● PROBLEM: An exact reproduction of the records is required, with all images left out.

● Dataset rows about figures:

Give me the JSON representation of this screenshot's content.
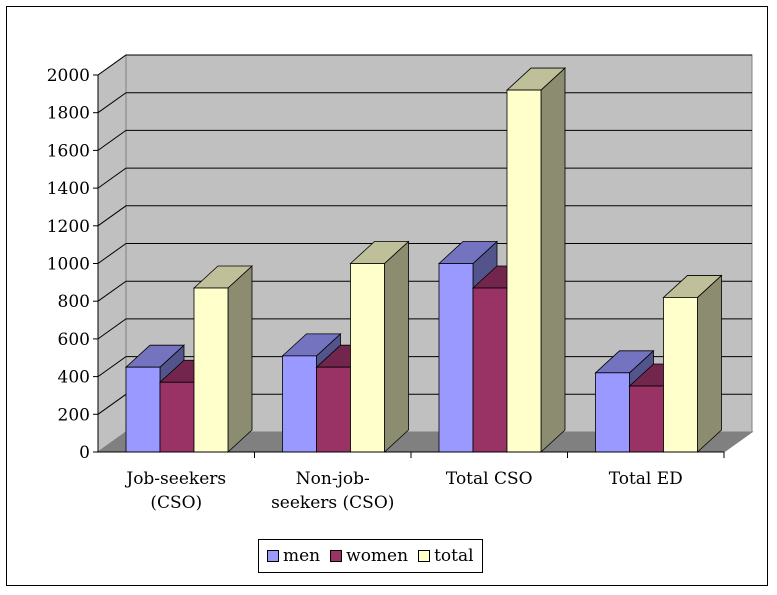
{
  "chart_data": {
    "type": "bar",
    "categories": [
      [
        "Job-seekers",
        "(CSO)"
      ],
      [
        "Non-job-",
        "seekers (CSO)"
      ],
      [
        "Total CSO"
      ],
      [
        "Total ED"
      ]
    ],
    "series": [
      {
        "name": "men",
        "values": [
          450,
          510,
          1000,
          420
        ]
      },
      {
        "name": "women",
        "values": [
          370,
          450,
          870,
          350
        ]
      },
      {
        "name": "total",
        "values": [
          870,
          1000,
          1920,
          820
        ]
      }
    ],
    "ylim": [
      0,
      2000
    ],
    "yticks": [
      "0",
      "200",
      "400",
      "600",
      "800",
      "1000",
      "1200",
      "1400",
      "1600",
      "1800",
      "2000"
    ],
    "grid": true,
    "legend_placement": "bottom",
    "colors": {
      "men": "#9999ff",
      "women": "#993366",
      "total": "#ffffcc",
      "wall": "#c0c0c0",
      "floor": "#808080"
    }
  }
}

● ANSWER TO THE EXERCISE:
Give me the JSON representation of this screenshot's content.
{
  "chart_data": {
    "type": "bar",
    "categories": [
      [
        "Job-seekers",
        "(CSO)"
      ],
      [
        "Non-job-",
        "seekers (CSO)"
      ],
      [
        "Total CSO"
      ],
      [
        "Total ED"
      ]
    ],
    "series": [
      {
        "name": "men",
        "values": [
          450,
          510,
          1000,
          420
        ]
      },
      {
        "name": "women",
        "values": [
          370,
          450,
          870,
          350
        ]
      },
      {
        "name": "total",
        "values": [
          870,
          1000,
          1920,
          820
        ]
      }
    ],
    "ylim": [
      0,
      2000
    ],
    "yticks": [
      "0",
      "200",
      "400",
      "600",
      "800",
      "1000",
      "1200",
      "1400",
      "1600",
      "1800",
      "2000"
    ],
    "grid": true,
    "legend_placement": "bottom",
    "colors": {
      "men": "#9999ff",
      "women": "#993366",
      "total": "#ffffcc",
      "wall": "#c0c0c0",
      "floor": "#808080"
    }
  }
}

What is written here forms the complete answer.